'''

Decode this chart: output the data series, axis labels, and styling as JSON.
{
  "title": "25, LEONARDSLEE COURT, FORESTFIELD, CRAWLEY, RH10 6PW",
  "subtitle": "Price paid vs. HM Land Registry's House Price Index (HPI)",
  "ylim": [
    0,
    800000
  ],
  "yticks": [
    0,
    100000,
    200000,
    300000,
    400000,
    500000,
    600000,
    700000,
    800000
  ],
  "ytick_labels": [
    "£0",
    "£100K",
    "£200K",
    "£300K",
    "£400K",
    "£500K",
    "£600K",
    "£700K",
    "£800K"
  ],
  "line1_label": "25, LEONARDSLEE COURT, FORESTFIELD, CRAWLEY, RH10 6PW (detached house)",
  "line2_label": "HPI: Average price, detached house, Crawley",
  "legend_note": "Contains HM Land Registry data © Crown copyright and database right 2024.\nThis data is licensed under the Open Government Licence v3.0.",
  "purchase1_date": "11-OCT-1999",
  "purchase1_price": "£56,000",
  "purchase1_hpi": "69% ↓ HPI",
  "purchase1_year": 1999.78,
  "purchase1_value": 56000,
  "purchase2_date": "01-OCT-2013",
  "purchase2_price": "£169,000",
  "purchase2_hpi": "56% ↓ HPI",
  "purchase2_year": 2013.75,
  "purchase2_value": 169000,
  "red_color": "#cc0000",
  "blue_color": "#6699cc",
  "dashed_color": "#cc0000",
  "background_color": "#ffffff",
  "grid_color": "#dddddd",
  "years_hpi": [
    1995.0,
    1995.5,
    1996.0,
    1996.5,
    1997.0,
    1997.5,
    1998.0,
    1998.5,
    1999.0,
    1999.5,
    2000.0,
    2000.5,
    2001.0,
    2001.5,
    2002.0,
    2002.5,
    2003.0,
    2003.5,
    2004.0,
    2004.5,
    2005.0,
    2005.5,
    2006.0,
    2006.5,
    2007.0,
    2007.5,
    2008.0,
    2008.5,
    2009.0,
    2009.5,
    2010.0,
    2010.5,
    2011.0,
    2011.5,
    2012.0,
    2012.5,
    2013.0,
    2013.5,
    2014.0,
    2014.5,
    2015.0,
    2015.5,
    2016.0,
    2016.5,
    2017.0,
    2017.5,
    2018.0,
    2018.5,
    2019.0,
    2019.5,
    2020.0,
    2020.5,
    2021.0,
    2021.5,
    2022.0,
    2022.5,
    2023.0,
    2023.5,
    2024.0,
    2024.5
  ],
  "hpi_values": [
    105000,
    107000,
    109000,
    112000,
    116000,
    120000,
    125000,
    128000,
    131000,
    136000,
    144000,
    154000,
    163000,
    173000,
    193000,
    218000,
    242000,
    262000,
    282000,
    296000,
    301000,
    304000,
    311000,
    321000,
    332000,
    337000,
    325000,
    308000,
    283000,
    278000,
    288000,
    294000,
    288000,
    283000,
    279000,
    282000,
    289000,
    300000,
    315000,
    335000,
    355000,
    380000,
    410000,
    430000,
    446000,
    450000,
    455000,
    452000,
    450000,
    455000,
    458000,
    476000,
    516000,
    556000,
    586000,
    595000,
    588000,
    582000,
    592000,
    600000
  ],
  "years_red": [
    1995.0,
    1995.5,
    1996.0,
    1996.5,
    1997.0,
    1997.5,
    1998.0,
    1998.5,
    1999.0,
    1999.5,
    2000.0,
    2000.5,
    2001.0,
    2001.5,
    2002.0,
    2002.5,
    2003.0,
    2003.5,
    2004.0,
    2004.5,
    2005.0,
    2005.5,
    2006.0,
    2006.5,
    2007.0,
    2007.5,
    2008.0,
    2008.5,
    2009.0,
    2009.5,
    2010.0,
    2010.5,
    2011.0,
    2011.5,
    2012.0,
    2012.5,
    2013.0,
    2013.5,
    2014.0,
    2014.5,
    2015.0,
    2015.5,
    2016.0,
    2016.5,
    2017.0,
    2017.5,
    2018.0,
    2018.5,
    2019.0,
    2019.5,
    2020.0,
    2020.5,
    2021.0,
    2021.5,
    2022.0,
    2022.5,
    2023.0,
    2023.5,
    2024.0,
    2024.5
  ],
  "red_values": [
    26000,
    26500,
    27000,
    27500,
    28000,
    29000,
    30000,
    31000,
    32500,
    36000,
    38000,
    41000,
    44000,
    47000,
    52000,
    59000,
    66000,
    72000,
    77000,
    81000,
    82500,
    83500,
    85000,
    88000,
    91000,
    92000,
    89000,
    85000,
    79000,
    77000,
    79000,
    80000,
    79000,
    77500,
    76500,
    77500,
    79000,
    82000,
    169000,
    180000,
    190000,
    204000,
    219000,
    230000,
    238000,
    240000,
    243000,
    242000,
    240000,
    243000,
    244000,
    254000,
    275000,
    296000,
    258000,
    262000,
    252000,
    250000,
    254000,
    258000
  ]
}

'''

Each record above should be restated word for word.

■ The completed task:
Decode this chart: output the data series, axis labels, and styling as JSON.
{
  "title": "25, LEONARDSLEE COURT, FORESTFIELD, CRAWLEY, RH10 6PW",
  "subtitle": "Price paid vs. HM Land Registry's House Price Index (HPI)",
  "ylim": [
    0,
    800000
  ],
  "yticks": [
    0,
    100000,
    200000,
    300000,
    400000,
    500000,
    600000,
    700000,
    800000
  ],
  "ytick_labels": [
    "£0",
    "£100K",
    "£200K",
    "£300K",
    "£400K",
    "£500K",
    "£600K",
    "£700K",
    "£800K"
  ],
  "line1_label": "25, LEONARDSLEE COURT, FORESTFIELD, CRAWLEY, RH10 6PW (detached house)",
  "line2_label": "HPI: Average price, detached house, Crawley",
  "legend_note": "Contains HM Land Registry data © Crown copyright and database right 2024.\nThis data is licensed under the Open Government Licence v3.0.",
  "purchase1_date": "11-OCT-1999",
  "purchase1_price": "£56,000",
  "purchase1_hpi": "69% ↓ HPI",
  "purchase1_year": 1999.78,
  "purchase1_value": 56000,
  "purchase2_date": "01-OCT-2013",
  "purchase2_price": "£169,000",
  "purchase2_hpi": "56% ↓ HPI",
  "purchase2_year": 2013.75,
  "purchase2_value": 169000,
  "red_color": "#cc0000",
  "blue_color": "#6699cc",
  "dashed_color": "#cc0000",
  "background_color": "#ffffff",
  "grid_color": "#dddddd",
  "years_hpi": [
    1995.0,
    1995.5,
    1996.0,
    1996.5,
    1997.0,
    1997.5,
    1998.0,
    1998.5,
    1999.0,
    1999.5,
    2000.0,
    2000.5,
    2001.0,
    2001.5,
    2002.0,
    2002.5,
    2003.0,
    2003.5,
    2004.0,
    2004.5,
    2005.0,
    2005.5,
    2006.0,
    2006.5,
    2007.0,
    2007.5,
    2008.0,
    2008.5,
    2009.0,
    2009.5,
    2010.0,
    2010.5,
    2011.0,
    2011.5,
    2012.0,
    2012.5,
    2013.0,
    2013.5,
    2014.0,
    2014.5,
    2015.0,
    2015.5,
    2016.0,
    2016.5,
    2017.0,
    2017.5,
    2018.0,
    2018.5,
    2019.0,
    2019.5,
    2020.0,
    2020.5,
    2021.0,
    2021.5,
    2022.0,
    2022.5,
    2023.0,
    2023.5,
    2024.0,
    2024.5
  ],
  "hpi_values": [
    105000,
    107000,
    109000,
    112000,
    116000,
    120000,
    125000,
    128000,
    131000,
    136000,
    144000,
    154000,
    163000,
    173000,
    193000,
    218000,
    242000,
    262000,
    282000,
    296000,
    301000,
    304000,
    311000,
    321000,
    332000,
    337000,
    325000,
    308000,
    283000,
    278000,
    288000,
    294000,
    288000,
    283000,
    279000,
    282000,
    289000,
    300000,
    315000,
    335000,
    355000,
    380000,
    410000,
    430000,
    446000,
    450000,
    455000,
    452000,
    450000,
    455000,
    458000,
    476000,
    516000,
    556000,
    586000,
    595000,
    588000,
    582000,
    592000,
    600000
  ],
  "years_red": [
    1995.0,
    1995.5,
    1996.0,
    1996.5,
    1997.0,
    1997.5,
    1998.0,
    1998.5,
    1999.0,
    1999.5,
    2000.0,
    2000.5,
    2001.0,
    2001.5,
    2002.0,
    2002.5,
    2003.0,
    2003.5,
    2004.0,
    2004.5,
    2005.0,
    2005.5,
    2006.0,
    2006.5,
    2007.0,
    2007.5,
    2008.0,
    2008.5,
    2009.0,
    2009.5,
    2010.0,
    2010.5,
    2011.0,
    2011.5,
    2012.0,
    2012.5,
    2013.0,
    2013.5,
    2014.0,
    2014.5,
    2015.0,
    2015.5,
    2016.0,
    2016.5,
    2017.0,
    2017.5,
    2018.0,
    2018.5,
    2019.0,
    2019.5,
    2020.0,
    2020.5,
    2021.0,
    2021.5,
    2022.0,
    2022.5,
    2023.0,
    2023.5,
    2024.0,
    2024.5
  ],
  "red_values": [
    26000,
    26500,
    27000,
    27500,
    28000,
    29000,
    30000,
    31000,
    32500,
    36000,
    38000,
    41000,
    44000,
    47000,
    52000,
    59000,
    66000,
    72000,
    77000,
    81000,
    82500,
    83500,
    85000,
    88000,
    91000,
    92000,
    89000,
    85000,
    79000,
    77000,
    79000,
    80000,
    79000,
    77500,
    76500,
    77500,
    79000,
    82000,
    169000,
    180000,
    190000,
    204000,
    219000,
    230000,
    238000,
    240000,
    243000,
    242000,
    240000,
    243000,
    244000,
    254000,
    275000,
    296000,
    258000,
    262000,
    252000,
    250000,
    254000,
    258000
  ]
}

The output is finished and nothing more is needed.